## Provided information:
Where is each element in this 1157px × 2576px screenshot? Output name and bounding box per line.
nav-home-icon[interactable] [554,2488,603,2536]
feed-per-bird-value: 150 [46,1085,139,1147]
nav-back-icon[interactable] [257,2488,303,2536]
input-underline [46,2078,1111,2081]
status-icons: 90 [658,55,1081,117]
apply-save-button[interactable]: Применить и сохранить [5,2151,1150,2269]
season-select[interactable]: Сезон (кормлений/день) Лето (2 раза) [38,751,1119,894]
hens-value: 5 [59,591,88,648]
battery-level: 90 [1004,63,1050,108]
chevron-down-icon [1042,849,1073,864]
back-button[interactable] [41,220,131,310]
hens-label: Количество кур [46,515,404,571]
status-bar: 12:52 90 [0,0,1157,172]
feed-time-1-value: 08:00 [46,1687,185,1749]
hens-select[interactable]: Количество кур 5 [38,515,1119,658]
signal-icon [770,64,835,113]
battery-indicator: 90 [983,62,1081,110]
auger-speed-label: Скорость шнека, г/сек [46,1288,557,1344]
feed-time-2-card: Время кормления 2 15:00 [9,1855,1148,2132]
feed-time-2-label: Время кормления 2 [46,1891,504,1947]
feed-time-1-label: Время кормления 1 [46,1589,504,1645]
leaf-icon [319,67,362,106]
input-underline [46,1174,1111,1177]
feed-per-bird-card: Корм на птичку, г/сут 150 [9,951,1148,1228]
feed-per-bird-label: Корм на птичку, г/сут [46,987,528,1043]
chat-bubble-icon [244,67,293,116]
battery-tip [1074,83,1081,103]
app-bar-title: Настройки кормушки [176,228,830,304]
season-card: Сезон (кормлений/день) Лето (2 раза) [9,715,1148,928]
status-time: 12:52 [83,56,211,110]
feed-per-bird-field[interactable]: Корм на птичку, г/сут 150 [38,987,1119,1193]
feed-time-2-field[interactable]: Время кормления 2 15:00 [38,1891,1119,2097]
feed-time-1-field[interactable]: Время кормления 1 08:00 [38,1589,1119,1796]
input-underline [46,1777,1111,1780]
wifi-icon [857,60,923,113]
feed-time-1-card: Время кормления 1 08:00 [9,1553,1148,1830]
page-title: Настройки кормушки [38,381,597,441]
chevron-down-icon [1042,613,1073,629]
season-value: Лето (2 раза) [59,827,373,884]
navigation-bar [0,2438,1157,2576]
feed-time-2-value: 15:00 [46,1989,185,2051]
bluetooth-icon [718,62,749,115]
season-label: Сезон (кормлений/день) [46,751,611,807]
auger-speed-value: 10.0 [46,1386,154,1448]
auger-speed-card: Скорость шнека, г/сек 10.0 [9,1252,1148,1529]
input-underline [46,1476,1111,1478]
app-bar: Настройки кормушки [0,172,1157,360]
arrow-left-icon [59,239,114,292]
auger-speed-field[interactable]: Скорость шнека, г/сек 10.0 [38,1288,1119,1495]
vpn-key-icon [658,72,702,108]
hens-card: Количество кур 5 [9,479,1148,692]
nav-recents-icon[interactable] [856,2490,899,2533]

## Exercise goal:
Which lines in the records contain the string "кормлений", with case counting? Pick out each of those lines and copy it in full.

## Task output:
season-select[interactable]: Сезон (кормлений/день) Лето (2 раза) [38,751,1119,894]
season-card: Сезон (кормлений/день) Лето (2 раза) [9,715,1148,928]
season-label: Сезон (кормлений/день) [46,751,611,807]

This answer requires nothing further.